[STATED TASK] Copy nothing but the text: repeat each entry exactly and drop the images.

··· RECORDS SHOWN ···

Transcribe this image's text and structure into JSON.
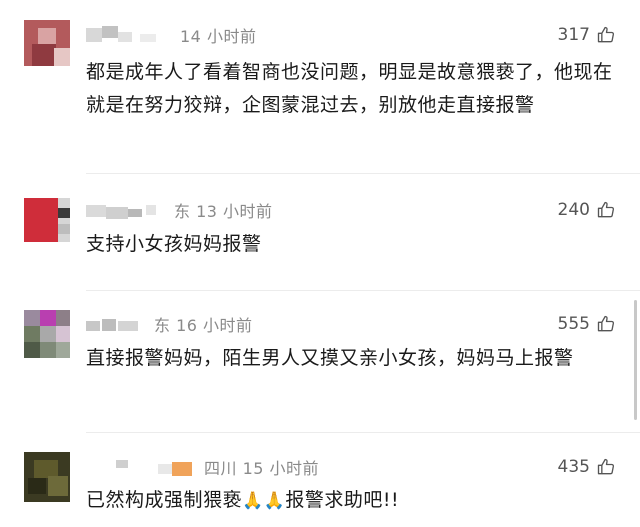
{
  "comments": [
    {
      "meta": "14 小时前",
      "likes": "317",
      "text": "都是成年人了看着智商也没问题，明显是故意猥亵了，他现在就是在努力狡辩，企图蒙混过去，别放他走直接报警"
    },
    {
      "meta": "东 13 小时前",
      "likes": "240",
      "text": "支持小女孩妈妈报警"
    },
    {
      "meta": "东 16 小时前",
      "likes": "555",
      "text": "直接报警妈妈，陌生男人又摸又亲小女孩，妈妈马上报警"
    },
    {
      "meta": "四川 15 小时前",
      "likes": "435",
      "text_before": "已然构成强制猥亵",
      "emoji": "🙏🙏",
      "text_after": "报警求助吧!!"
    }
  ],
  "icons": {
    "like": "thumbs-up-icon"
  },
  "colors": {
    "text": "#1a1a1a",
    "meta": "#8c8c8c",
    "divider": "#ececec"
  }
}
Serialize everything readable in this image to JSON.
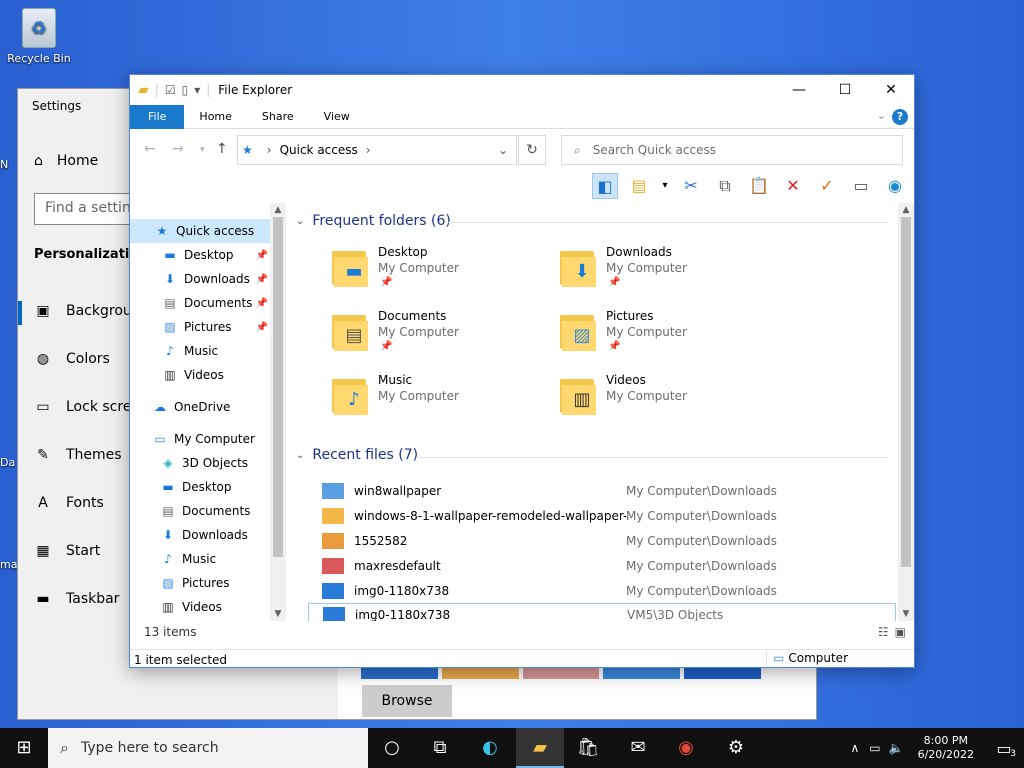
{
  "desktop": {
    "recycle_bin": "Recycle Bin",
    "edge_labels": [
      "N",
      "Da",
      "ma"
    ]
  },
  "settings": {
    "title": "Settings",
    "home": "Home",
    "search_placeholder": "Find a setting",
    "section": "Personalization",
    "items": [
      {
        "label": "Background",
        "icon": "image-icon"
      },
      {
        "label": "Colors",
        "icon": "palette-icon"
      },
      {
        "label": "Lock screen",
        "icon": "lock-screen-icon"
      },
      {
        "label": "Themes",
        "icon": "themes-icon"
      },
      {
        "label": "Fonts",
        "icon": "fonts-icon"
      },
      {
        "label": "Start",
        "icon": "start-icon"
      },
      {
        "label": "Taskbar",
        "icon": "taskbar-icon"
      }
    ],
    "browse": "Browse"
  },
  "explorer": {
    "title": "File Explorer",
    "tabs": [
      "File",
      "Home",
      "Share",
      "View"
    ],
    "address": "Quick access",
    "search_placeholder": "Search Quick access",
    "nav": [
      {
        "label": "Quick access",
        "icon": "star",
        "pinned": false
      },
      {
        "label": "Desktop",
        "icon": "desktop",
        "pinned": true
      },
      {
        "label": "Downloads",
        "icon": "down",
        "pinned": true
      },
      {
        "label": "Documents",
        "icon": "doc",
        "pinned": true
      },
      {
        "label": "Pictures",
        "icon": "pic",
        "pinned": true
      },
      {
        "label": "Music",
        "icon": "music",
        "pinned": false
      },
      {
        "label": "Videos",
        "icon": "video",
        "pinned": false
      },
      {
        "label": "OneDrive",
        "icon": "cloud",
        "pinned": false
      },
      {
        "label": "My Computer",
        "icon": "pc",
        "pinned": false
      },
      {
        "label": "3D Objects",
        "icon": "cube",
        "pinned": false
      },
      {
        "label": "Desktop",
        "icon": "desktop",
        "pinned": false
      },
      {
        "label": "Documents",
        "icon": "doc",
        "pinned": false
      },
      {
        "label": "Downloads",
        "icon": "down",
        "pinned": false
      },
      {
        "label": "Music",
        "icon": "music",
        "pinned": false
      },
      {
        "label": "Pictures",
        "icon": "pic",
        "pinned": false
      },
      {
        "label": "Videos",
        "icon": "video",
        "pinned": false
      }
    ],
    "frequent_header": "Frequent folders (6)",
    "folders": [
      {
        "name": "Desktop",
        "sub": "My Computer",
        "pinned": true,
        "badge": "🖥"
      },
      {
        "name": "Downloads",
        "sub": "My Computer",
        "pinned": true,
        "badge": "⬇"
      },
      {
        "name": "Documents",
        "sub": "My Computer",
        "pinned": true,
        "badge": "📄"
      },
      {
        "name": "Pictures",
        "sub": "My Computer",
        "pinned": true,
        "badge": "🏞"
      },
      {
        "name": "Music",
        "sub": "My Computer",
        "pinned": false,
        "badge": "♪"
      },
      {
        "name": "Videos",
        "sub": "My Computer",
        "pinned": false,
        "badge": "🎞"
      }
    ],
    "recent_header": "Recent files (7)",
    "recent": [
      {
        "name": "win8wallpaper",
        "path": "My Computer\\Downloads",
        "color": "#5aa0e0"
      },
      {
        "name": "windows-8-1-wallpaper-remodeled-wallpaper-...",
        "path": "My Computer\\Downloads",
        "color": "#f2b84a"
      },
      {
        "name": "1552582",
        "path": "My Computer\\Downloads",
        "color": "#e89a3c"
      },
      {
        "name": "maxresdefault",
        "path": "My Computer\\Downloads",
        "color": "#d85a5a"
      },
      {
        "name": "img0-1180x738",
        "path": "My Computer\\Downloads",
        "color": "#2a7ad8"
      },
      {
        "name": "img0-1180x738",
        "path": "VM5\\3D Objects",
        "color": "#2a7ad8"
      }
    ],
    "item_count": "13 items",
    "status": "1 item selected",
    "status_location": "Computer"
  },
  "taskbar": {
    "search_placeholder": "Type here to search",
    "time": "8:00 PM",
    "date": "6/20/2022",
    "notification_count": "3"
  }
}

···

[TASK RESULT]
Transcribe this image's text and structure into JSON.
{
  "comments": [
    {
      "meta": "14 小时前",
      "likes": "317",
      "text": "都是成年人了看着智商也没问题，明显是故意猥亵了，他现在就是在努力狡辩，企图蒙混过去，别放他走直接报警"
    },
    {
      "meta": "东 13 小时前",
      "likes": "240",
      "text": "支持小女孩妈妈报警"
    },
    {
      "meta": "东 16 小时前",
      "likes": "555",
      "text": "直接报警妈妈，陌生男人又摸又亲小女孩，妈妈马上报警"
    },
    {
      "meta": "四川 15 小时前",
      "likes": "435",
      "text_before": "已然构成强制猥亵",
      "emoji": "🙏🙏",
      "text_after": "报警求助吧!!"
    }
  ],
  "icons": {
    "like": "thumbs-up-icon"
  },
  "colors": {
    "text": "#1a1a1a",
    "meta": "#8c8c8c",
    "divider": "#ececec"
  }
}
Serialize everything readable in this image to JSON.
{
  "desktop": {
    "recycle_bin": "Recycle Bin",
    "edge_labels": [
      "N",
      "Da",
      "ma"
    ]
  },
  "settings": {
    "title": "Settings",
    "home": "Home",
    "search_placeholder": "Find a setting",
    "section": "Personalization",
    "items": [
      {
        "label": "Background",
        "icon": "image-icon"
      },
      {
        "label": "Colors",
        "icon": "palette-icon"
      },
      {
        "label": "Lock screen",
        "icon": "lock-screen-icon"
      },
      {
        "label": "Themes",
        "icon": "themes-icon"
      },
      {
        "label": "Fonts",
        "icon": "fonts-icon"
      },
      {
        "label": "Start",
        "icon": "start-icon"
      },
      {
        "label": "Taskbar",
        "icon": "taskbar-icon"
      }
    ],
    "browse": "Browse"
  },
  "explorer": {
    "title": "File Explorer",
    "tabs": [
      "File",
      "Home",
      "Share",
      "View"
    ],
    "address": "Quick access",
    "search_placeholder": "Search Quick access",
    "nav": [
      {
        "label": "Quick access",
        "icon": "star",
        "pinned": false
      },
      {
        "label": "Desktop",
        "icon": "desktop",
        "pinned": true
      },
      {
        "label": "Downloads",
        "icon": "down",
        "pinned": true
      },
      {
        "label": "Documents",
        "icon": "doc",
        "pinned": true
      },
      {
        "label": "Pictures",
        "icon": "pic",
        "pinned": true
      },
      {
        "label": "Music",
        "icon": "music",
        "pinned": false
      },
      {
        "label": "Videos",
        "icon": "video",
        "pinned": false
      },
      {
        "label": "OneDrive",
        "icon": "cloud",
        "pinned": false
      },
      {
        "label": "My Computer",
        "icon": "pc",
        "pinned": false
      },
      {
        "label": "3D Objects",
        "icon": "cube",
        "pinned": false
      },
      {
        "label": "Desktop",
        "icon": "desktop",
        "pinned": false
      },
      {
        "label": "Documents",
        "icon": "doc",
        "pinned": false
      },
      {
        "label": "Downloads",
        "icon": "down",
        "pinned": false
      },
      {
        "label": "Music",
        "icon": "music",
        "pinned": false
      },
      {
        "label": "Pictures",
        "icon": "pic",
        "pinned": false
      },
      {
        "label": "Videos",
        "icon": "video",
        "pinned": false
      }
    ],
    "frequent_header": "Frequent folders (6)",
    "folders": [
      {
        "name": "Desktop",
        "sub": "My Computer",
        "pinned": true,
        "badge": "🖥"
      },
      {
        "name": "Downloads",
        "sub": "My Computer",
        "pinned": true,
        "badge": "⬇"
      },
      {
        "name": "Documents",
        "sub": "My Computer",
        "pinned": true,
        "badge": "📄"
      },
      {
        "name": "Pictures",
        "sub": "My Computer",
        "pinned": true,
        "badge": "🏞"
      },
      {
        "name": "Music",
        "sub": "My Computer",
        "pinned": false,
        "badge": "♪"
      },
      {
        "name": "Videos",
        "sub": "My Computer",
        "pinned": false,
        "badge": "🎞"
      }
    ],
    "recent_header": "Recent files (7)",
    "recent": [
      {
        "name": "win8wallpaper",
        "path": "My Computer\\Downloads",
        "color": "#5aa0e0"
      },
      {
        "name": "windows-8-1-wallpaper-remodeled-wallpaper-...",
        "path": "My Computer\\Downloads",
        "color": "#f2b84a"
      },
      {
        "name": "1552582",
        "path": "My Computer\\Downloads",
        "color": "#e89a3c"
      },
      {
        "name": "maxresdefault",
        "path": "My Computer\\Downloads",
        "color": "#d85a5a"
      },
      {
        "name": "img0-1180x738",
        "path": "My Computer\\Downloads",
        "color": "#2a7ad8"
      },
      {
        "name": "img0-1180x738",
        "path": "VM5\\3D Objects",
        "color": "#2a7ad8"
      }
    ],
    "item_count": "13 items",
    "status": "1 item selected",
    "status_location": "Computer"
  },
  "taskbar": {
    "search_placeholder": "Type here to search",
    "time": "8:00 PM",
    "date": "6/20/2022",
    "notification_count": "3"
  }
}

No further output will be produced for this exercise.